• Rows:
[START]

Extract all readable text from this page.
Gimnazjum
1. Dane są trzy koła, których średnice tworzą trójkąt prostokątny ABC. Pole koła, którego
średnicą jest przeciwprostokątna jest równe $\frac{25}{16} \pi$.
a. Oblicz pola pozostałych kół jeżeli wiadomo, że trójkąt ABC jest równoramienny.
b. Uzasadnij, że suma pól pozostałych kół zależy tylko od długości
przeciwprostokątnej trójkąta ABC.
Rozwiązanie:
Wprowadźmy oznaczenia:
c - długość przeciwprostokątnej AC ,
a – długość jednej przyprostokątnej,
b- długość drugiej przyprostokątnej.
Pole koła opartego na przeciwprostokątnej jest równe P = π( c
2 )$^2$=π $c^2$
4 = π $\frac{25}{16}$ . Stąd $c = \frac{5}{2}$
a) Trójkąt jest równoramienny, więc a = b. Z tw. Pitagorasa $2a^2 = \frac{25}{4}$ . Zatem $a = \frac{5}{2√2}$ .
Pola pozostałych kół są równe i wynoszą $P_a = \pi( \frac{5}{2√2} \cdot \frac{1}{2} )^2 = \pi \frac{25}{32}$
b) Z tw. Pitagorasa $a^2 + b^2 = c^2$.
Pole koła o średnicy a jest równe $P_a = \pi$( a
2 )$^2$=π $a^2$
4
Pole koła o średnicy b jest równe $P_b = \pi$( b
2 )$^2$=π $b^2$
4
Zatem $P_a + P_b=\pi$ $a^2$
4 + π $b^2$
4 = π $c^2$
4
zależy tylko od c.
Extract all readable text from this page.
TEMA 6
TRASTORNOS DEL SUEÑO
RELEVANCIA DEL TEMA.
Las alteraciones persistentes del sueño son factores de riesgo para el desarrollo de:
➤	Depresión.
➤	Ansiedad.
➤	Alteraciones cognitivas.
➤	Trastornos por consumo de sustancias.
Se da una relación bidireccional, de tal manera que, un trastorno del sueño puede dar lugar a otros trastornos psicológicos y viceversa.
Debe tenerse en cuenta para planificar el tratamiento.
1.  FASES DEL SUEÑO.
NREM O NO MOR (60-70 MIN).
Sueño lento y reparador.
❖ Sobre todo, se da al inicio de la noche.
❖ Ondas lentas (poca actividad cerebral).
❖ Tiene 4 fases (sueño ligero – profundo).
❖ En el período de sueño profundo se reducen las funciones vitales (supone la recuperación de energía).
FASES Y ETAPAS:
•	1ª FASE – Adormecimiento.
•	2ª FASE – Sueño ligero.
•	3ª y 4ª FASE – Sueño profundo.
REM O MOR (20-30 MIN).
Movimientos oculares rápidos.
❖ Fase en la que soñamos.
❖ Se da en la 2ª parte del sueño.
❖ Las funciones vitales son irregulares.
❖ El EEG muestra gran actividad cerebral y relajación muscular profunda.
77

[END]

• Exercise goal:
Each line in the material above must be retyped without alteration.

• Full output:
Extract all readable text from this page.
Gimnazjum
1. Dane są trzy koła, których średnice tworzą trójkąt prostokątny ABC. Pole koła, którego
średnicą jest przeciwprostokątna jest równe $\frac{25}{16} \pi$.
a. Oblicz pola pozostałych kół jeżeli wiadomo, że trójkąt ABC jest równoramienny.
b. Uzasadnij, że suma pól pozostałych kół zależy tylko od długości
przeciwprostokątnej trójkąta ABC.
Rozwiązanie:
Wprowadźmy oznaczenia:
c - długość przeciwprostokątnej AC ,
a – długość jednej przyprostokątnej,
b- długość drugiej przyprostokątnej.
Pole koła opartego na przeciwprostokątnej jest równe P = π( c
2 )$^2$=π $c^2$
4 = π $\frac{25}{16}$ . Stąd $c = \frac{5}{2}$
a) Trójkąt jest równoramienny, więc a = b. Z tw. Pitagorasa $2a^2 = \frac{25}{4}$ . Zatem $a = \frac{5}{2√2}$ .
Pola pozostałych kół są równe i wynoszą $P_a = \pi( \frac{5}{2√2} \cdot \frac{1}{2} )^2 = \pi \frac{25}{32}$
b) Z tw. Pitagorasa $a^2 + b^2 = c^2$.
Pole koła o średnicy a jest równe $P_a = \pi$( a
2 )$^2$=π $a^2$
4
Pole koła o średnicy b jest równe $P_b = \pi$( b
2 )$^2$=π $b^2$
4
Zatem $P_a + P_b=\pi$ $a^2$
4 + π $b^2$
4 = π $c^2$
4
zależy tylko od c.
Extract all readable text from this page.
TEMA 6
TRASTORNOS DEL SUEÑO
RELEVANCIA DEL TEMA.
Las alteraciones persistentes del sueño son factores de riesgo para el desarrollo de:
➤	Depresión.
➤	Ansiedad.
➤	Alteraciones cognitivas.
➤	Trastornos por consumo de sustancias.
Se da una relación bidireccional, de tal manera que, un trastorno del sueño puede dar lugar a otros trastornos psicológicos y viceversa.
Debe tenerse en cuenta para planificar el tratamiento.
1.  FASES DEL SUEÑO.
NREM O NO MOR (60-70 MIN).
Sueño lento y reparador.
❖ Sobre todo, se da al inicio de la noche.
❖ Ondas lentas (poca actividad cerebral).
❖ Tiene 4 fases (sueño ligero – profundo).
❖ En el período de sueño profundo se reducen las funciones vitales (supone la recuperación de energía).
FASES Y ETAPAS:
•	1ª FASE – Adormecimiento.
•	2ª FASE – Sueño ligero.
•	3ª y 4ª FASE – Sueño profundo.
REM O MOR (20-30 MIN).
Movimientos oculares rápidos.
❖ Fase en la que soñamos.
❖ Se da en la 2ª parte del sueño.
❖ Las funciones vitales son irregulares.
❖ El EEG muestra gran actividad cerebral y relajación muscular profunda.
77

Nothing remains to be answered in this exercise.